[Stored data entries]
(begin)

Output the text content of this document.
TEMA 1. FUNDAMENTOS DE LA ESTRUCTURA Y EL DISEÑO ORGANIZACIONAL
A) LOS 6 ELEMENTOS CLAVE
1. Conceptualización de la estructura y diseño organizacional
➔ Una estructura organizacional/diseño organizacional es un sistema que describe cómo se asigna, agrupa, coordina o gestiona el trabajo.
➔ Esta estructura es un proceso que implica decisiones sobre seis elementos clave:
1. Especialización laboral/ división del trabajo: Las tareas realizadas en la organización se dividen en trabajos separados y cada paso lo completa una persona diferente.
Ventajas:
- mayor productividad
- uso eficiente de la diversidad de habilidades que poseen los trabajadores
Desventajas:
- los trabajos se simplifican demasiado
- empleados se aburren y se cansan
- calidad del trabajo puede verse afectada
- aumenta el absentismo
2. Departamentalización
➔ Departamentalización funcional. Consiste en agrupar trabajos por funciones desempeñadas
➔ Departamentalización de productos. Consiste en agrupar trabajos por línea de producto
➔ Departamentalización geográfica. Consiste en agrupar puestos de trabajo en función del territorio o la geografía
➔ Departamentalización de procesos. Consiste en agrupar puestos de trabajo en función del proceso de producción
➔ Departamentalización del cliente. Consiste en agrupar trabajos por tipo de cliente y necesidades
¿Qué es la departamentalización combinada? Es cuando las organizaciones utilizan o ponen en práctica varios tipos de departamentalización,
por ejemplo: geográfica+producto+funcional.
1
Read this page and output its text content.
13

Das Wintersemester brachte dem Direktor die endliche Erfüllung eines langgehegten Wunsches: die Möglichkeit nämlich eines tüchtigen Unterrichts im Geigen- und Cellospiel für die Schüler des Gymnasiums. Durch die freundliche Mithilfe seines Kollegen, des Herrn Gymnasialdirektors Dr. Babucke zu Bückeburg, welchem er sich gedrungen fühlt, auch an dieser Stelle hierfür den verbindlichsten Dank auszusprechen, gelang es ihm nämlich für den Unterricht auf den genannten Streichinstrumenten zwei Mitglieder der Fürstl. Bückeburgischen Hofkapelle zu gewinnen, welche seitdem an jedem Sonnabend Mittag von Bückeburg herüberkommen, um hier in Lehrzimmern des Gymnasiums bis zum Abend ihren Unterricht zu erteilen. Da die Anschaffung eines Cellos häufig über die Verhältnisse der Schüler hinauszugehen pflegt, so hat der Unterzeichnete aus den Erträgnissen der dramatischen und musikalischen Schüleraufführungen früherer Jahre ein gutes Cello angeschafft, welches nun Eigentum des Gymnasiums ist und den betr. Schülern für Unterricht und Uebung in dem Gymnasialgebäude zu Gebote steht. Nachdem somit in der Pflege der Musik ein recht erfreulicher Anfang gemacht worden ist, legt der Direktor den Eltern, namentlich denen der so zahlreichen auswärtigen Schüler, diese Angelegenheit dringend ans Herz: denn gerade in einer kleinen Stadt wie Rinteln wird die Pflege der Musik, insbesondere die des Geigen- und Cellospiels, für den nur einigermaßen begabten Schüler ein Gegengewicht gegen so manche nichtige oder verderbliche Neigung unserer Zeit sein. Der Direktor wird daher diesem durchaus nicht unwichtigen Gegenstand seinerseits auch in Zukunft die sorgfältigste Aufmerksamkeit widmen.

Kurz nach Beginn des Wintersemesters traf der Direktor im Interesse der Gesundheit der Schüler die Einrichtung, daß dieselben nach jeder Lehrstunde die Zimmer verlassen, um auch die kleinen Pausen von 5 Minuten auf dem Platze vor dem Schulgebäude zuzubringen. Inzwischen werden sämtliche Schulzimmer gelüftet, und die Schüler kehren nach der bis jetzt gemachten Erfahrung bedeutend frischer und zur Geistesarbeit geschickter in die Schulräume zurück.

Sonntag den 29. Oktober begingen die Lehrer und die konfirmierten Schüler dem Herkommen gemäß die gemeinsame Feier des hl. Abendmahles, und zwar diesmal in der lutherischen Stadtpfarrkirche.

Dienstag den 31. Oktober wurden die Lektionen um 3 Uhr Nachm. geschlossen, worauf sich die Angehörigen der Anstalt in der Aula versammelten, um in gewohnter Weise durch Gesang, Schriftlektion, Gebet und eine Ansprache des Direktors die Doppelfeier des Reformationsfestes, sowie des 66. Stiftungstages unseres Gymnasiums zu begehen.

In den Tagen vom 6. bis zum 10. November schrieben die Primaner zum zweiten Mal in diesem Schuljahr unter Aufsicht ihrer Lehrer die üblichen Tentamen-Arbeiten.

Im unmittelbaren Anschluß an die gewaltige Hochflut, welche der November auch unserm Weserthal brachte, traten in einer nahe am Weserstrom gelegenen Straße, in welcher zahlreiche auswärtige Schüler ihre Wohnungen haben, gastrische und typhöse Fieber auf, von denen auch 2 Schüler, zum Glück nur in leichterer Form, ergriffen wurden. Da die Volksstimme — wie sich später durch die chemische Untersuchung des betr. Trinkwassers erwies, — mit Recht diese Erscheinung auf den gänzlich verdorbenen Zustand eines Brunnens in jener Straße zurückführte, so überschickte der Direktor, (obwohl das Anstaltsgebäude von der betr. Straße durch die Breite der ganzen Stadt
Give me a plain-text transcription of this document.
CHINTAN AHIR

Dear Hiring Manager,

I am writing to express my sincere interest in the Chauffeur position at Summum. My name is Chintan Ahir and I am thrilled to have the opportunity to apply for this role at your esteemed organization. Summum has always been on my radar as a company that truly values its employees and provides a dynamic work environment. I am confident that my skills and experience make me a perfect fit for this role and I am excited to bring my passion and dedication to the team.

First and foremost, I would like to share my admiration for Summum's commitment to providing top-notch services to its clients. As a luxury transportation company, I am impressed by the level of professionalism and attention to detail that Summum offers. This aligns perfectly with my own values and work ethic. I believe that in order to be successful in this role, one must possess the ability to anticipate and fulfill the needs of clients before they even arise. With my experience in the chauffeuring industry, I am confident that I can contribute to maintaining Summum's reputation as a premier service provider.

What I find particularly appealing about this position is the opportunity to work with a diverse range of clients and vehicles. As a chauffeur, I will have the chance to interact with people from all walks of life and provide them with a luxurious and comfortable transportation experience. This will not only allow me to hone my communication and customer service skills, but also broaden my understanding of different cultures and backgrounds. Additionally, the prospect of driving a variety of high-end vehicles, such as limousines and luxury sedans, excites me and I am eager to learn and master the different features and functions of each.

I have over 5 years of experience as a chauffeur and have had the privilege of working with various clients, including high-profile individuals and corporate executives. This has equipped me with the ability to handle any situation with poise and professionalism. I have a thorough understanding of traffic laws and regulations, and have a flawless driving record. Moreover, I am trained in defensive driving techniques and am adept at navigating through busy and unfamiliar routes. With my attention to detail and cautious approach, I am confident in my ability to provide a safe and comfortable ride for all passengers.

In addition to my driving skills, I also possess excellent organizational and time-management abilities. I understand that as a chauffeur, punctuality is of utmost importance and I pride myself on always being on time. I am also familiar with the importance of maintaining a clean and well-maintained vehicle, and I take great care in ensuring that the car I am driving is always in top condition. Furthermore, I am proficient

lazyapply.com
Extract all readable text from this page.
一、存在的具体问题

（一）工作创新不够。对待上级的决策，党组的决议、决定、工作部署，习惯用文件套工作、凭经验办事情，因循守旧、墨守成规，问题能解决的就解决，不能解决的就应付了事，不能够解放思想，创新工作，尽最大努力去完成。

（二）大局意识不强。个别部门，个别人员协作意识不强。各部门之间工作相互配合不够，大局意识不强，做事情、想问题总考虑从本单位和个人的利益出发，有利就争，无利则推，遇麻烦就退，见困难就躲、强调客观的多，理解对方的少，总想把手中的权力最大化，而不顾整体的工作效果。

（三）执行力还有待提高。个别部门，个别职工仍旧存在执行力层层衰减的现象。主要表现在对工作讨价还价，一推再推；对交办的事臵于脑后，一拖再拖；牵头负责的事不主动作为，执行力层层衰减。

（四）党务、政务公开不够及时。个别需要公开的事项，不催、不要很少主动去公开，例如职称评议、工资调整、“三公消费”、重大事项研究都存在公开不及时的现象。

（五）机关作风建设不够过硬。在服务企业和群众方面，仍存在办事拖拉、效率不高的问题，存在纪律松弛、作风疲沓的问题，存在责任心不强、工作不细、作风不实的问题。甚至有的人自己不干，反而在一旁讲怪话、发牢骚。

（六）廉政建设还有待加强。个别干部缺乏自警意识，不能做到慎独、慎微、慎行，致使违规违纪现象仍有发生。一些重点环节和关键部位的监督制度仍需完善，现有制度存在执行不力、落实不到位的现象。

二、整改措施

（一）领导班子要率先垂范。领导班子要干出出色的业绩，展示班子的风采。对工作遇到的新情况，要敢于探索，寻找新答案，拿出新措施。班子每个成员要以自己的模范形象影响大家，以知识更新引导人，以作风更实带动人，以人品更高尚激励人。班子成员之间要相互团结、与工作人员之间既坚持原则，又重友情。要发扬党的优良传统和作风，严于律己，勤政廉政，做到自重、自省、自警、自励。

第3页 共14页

(end)

SHORT TASK
Report how many lines of the data hold the string "puestos"; give only the number.

SOLUTION TO THIS EXERCISE
2